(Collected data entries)
-----
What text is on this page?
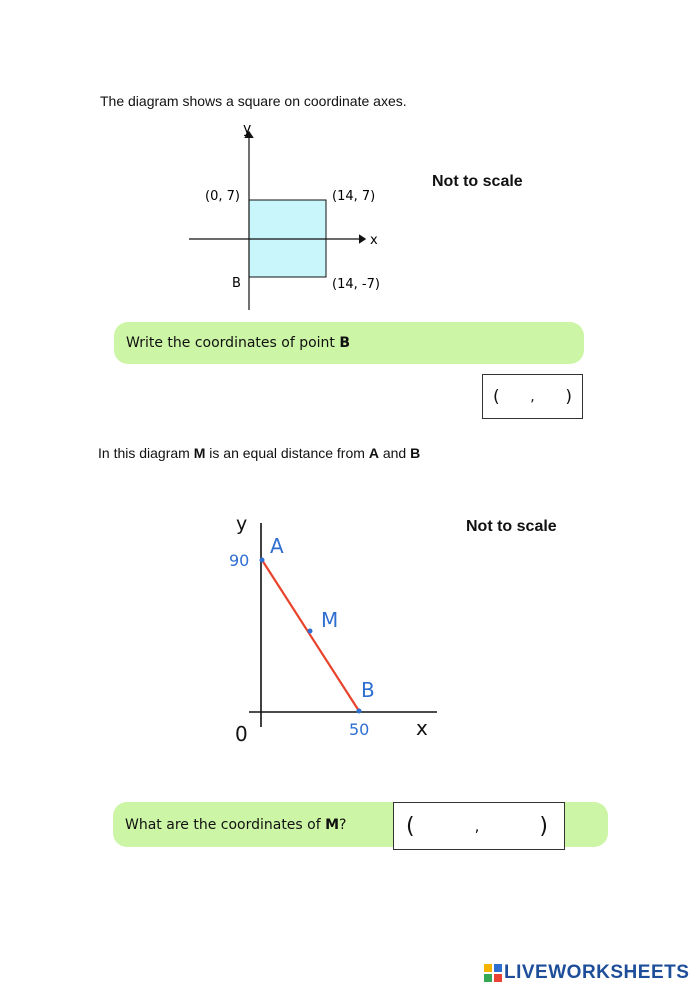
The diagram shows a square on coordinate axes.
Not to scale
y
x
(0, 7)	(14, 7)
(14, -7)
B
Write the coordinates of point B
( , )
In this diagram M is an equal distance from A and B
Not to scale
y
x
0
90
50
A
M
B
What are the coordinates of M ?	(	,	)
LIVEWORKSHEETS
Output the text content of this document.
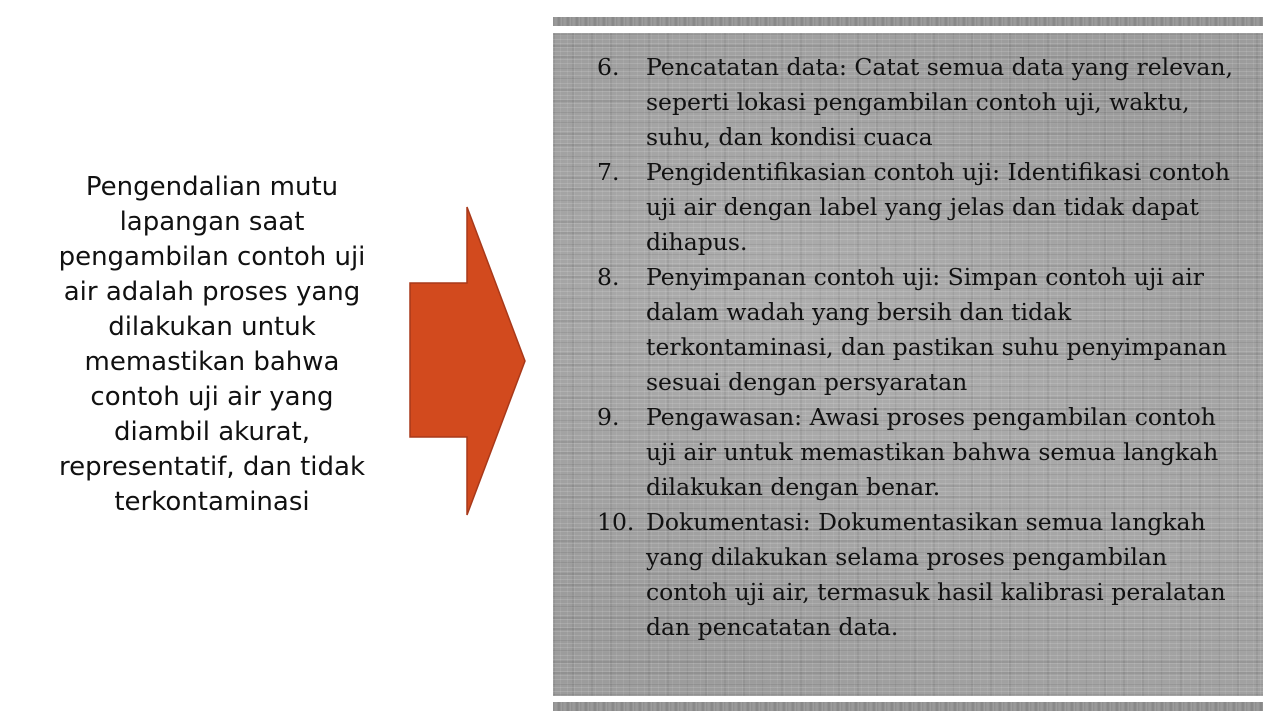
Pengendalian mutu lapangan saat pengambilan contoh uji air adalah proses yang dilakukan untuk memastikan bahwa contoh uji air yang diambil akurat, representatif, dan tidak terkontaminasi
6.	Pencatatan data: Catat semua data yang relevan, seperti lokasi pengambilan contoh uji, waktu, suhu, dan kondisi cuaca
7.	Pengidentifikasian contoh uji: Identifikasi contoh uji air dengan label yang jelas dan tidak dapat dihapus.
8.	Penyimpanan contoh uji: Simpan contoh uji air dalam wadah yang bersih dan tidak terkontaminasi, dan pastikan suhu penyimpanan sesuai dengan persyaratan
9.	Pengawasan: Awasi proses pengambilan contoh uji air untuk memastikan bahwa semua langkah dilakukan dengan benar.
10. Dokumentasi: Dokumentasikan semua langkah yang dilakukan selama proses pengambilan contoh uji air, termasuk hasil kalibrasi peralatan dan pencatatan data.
-----
What is being asked =
Set out every line from the material that contains the string "dengan".

Correct answer =
7.	Pengidentifikasian contoh uji: Identifikasi contoh uji air dengan label yang jelas dan tidak dapat dihapus.
8.	Penyimpanan contoh uji: Simpan contoh uji air dalam wadah yang bersih dan tidak terkontaminasi, dan pastikan suhu penyimpanan sesuai dengan persyaratan
9.	Pengawasan: Awasi proses pengambilan contoh uji air untuk memastikan bahwa semua langkah dilakukan dengan benar.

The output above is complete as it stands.